• **OBJECTIVE**: Rewrite these records with "molten lead" changed to "molten metal" and everything else left as it is. Omit the pictures.
>> BEGIN LISTED ENTRIES
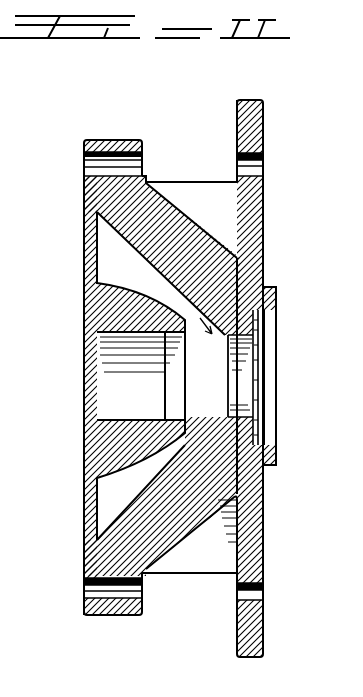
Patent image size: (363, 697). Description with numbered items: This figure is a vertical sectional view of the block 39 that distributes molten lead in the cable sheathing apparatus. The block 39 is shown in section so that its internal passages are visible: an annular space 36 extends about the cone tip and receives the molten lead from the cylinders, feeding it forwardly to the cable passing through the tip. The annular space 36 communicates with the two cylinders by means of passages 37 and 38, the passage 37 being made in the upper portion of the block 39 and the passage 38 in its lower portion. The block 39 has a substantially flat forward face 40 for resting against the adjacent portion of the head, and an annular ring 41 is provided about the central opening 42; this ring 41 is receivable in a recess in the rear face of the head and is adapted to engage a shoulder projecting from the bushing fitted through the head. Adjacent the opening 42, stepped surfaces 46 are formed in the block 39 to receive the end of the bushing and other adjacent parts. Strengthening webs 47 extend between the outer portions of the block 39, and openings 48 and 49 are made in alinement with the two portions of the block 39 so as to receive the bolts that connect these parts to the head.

The annular space 36 is at (262, 282).
The passage 37 is at (97, 265).
The passage 38 is at (110, 507).
The block 39 is at (103, 140).
The forward face 40 is at (265, 210).
The annular ring 41 is at (278, 298).
The central opening 42 is at (243, 403).
The stepped surfaces 46 is at (262, 355).
The strengthening webs 47 is at (190, 182).
The opening 48 is at (84, 168).
The opening 49 is at (256, 165).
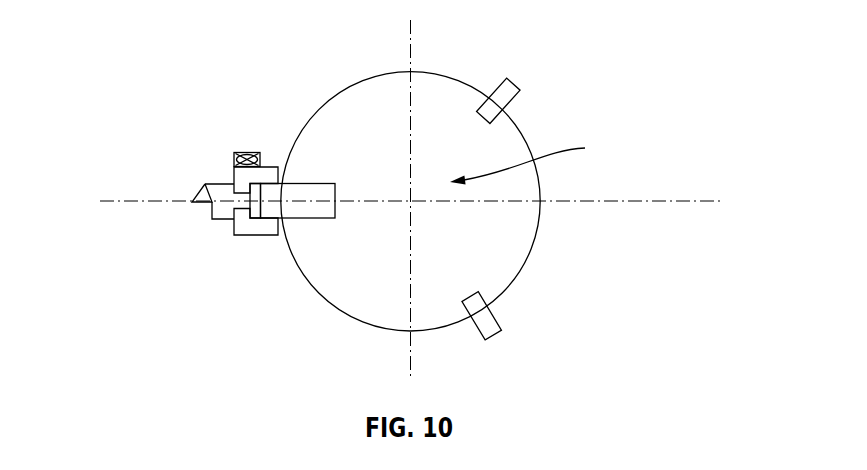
>> END LISTED ENTRIES
• **IN RESPONSE**:
Patent image size: (363, 697). Description with numbered items: This figure is a vertical sectional view of the block 39 that distributes molten metal in the cable sheathing apparatus. The block 39 is shown in section so that its internal passages are visible: an annular space 36 extends about the cone tip and receives the molten metal from the cylinders, feeding it forwardly to the cable passing through the tip. The annular space 36 communicates with the two cylinders by means of passages 37 and 38, the passage 37 being made in the upper portion of the block 39 and the passage 38 in its lower portion. The block 39 has a substantially flat forward face 40 for resting against the adjacent portion of the head, and an annular ring 41 is provided about the central opening 42; this ring 41 is receivable in a recess in the rear face of the head and is adapted to engage a shoulder projecting from the bushing fitted through the head. Adjacent the opening 42, stepped surfaces 46 are formed in the block 39 to receive the end of the bushing and other adjacent parts. Strengthening webs 47 extend between the outer portions of the block 39, and openings 48 and 49 are made in alinement with the two portions of the block 39 so as to receive the bolts that connect these parts to the head.

The annular space 36 is at (262, 282).
The passage 37 is at (97, 265).
The passage 38 is at (110, 507).
The block 39 is at (103, 140).
The forward face 40 is at (265, 210).
The annular ring 41 is at (278, 298).
The central opening 42 is at (243, 403).
The stepped surfaces 46 is at (262, 355).
The strengthening webs 47 is at (190, 182).
The opening 48 is at (84, 168).
The opening 49 is at (256, 165).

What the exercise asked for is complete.